**STATED EXERCISE**
The listing below must be repeated word for word, with its images excluded.

**LISTING**
## begin

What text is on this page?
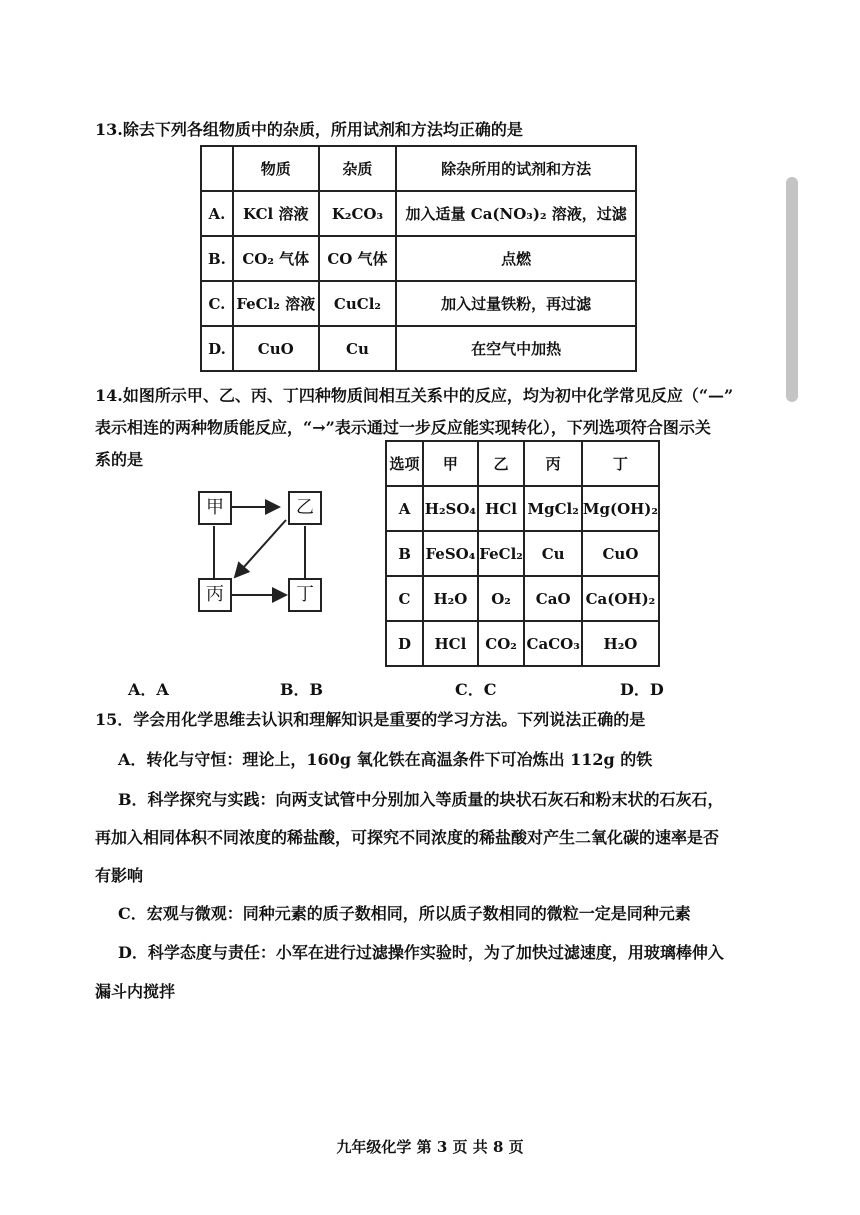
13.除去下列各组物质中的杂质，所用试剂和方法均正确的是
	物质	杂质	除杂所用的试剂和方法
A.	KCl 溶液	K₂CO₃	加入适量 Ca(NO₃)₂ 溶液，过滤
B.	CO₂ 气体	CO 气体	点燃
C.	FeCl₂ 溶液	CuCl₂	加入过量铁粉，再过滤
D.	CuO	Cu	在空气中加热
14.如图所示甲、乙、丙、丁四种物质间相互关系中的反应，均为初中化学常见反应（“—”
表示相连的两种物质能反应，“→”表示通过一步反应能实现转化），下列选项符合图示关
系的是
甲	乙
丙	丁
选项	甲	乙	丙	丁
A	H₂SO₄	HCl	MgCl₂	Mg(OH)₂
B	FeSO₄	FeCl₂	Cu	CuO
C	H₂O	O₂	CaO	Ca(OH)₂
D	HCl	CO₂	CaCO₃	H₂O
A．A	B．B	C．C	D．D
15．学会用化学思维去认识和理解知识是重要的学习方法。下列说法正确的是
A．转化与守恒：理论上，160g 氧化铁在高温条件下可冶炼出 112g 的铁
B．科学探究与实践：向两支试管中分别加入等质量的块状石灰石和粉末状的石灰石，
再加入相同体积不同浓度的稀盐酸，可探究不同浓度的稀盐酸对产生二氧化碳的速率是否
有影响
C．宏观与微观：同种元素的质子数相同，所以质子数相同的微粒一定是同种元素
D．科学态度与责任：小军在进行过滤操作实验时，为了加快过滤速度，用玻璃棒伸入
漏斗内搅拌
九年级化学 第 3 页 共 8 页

## end

**ANSWER TO THIS PROBLEM**
What text is on this page?
13.除去下列各组物质中的杂质，所用试剂和方法均正确的是
	物质	杂质	除杂所用的试剂和方法
A.	KCl 溶液	K₂CO₃	加入适量 Ca(NO₃)₂ 溶液，过滤
B.	CO₂ 气体	CO 气体	点燃
C.	FeCl₂ 溶液	CuCl₂	加入过量铁粉，再过滤
D.	CuO	Cu	在空气中加热
14.如图所示甲、乙、丙、丁四种物质间相互关系中的反应，均为初中化学常见反应（“—”
表示相连的两种物质能反应，“→”表示通过一步反应能实现转化），下列选项符合图示关
系的是
甲	乙
丙	丁
选项	甲	乙	丙	丁
A	H₂SO₄	HCl	MgCl₂	Mg(OH)₂
B	FeSO₄	FeCl₂	Cu	CuO
C	H₂O	O₂	CaO	Ca(OH)₂
D	HCl	CO₂	CaCO₃	H₂O
A．A	B．B	C．C	D．D
15．学会用化学思维去认识和理解知识是重要的学习方法。下列说法正确的是
A．转化与守恒：理论上，160g 氧化铁在高温条件下可冶炼出 112g 的铁
B．科学探究与实践：向两支试管中分别加入等质量的块状石灰石和粉末状的石灰石，
再加入相同体积不同浓度的稀盐酸，可探究不同浓度的稀盐酸对产生二氧化碳的速率是否
有影响
C．宏观与微观：同种元素的质子数相同，所以质子数相同的微粒一定是同种元素
D．科学态度与责任：小军在进行过滤操作实验时，为了加快过滤速度，用玻璃棒伸入
漏斗内搅拌
九年级化学 第 3 页 共 8 页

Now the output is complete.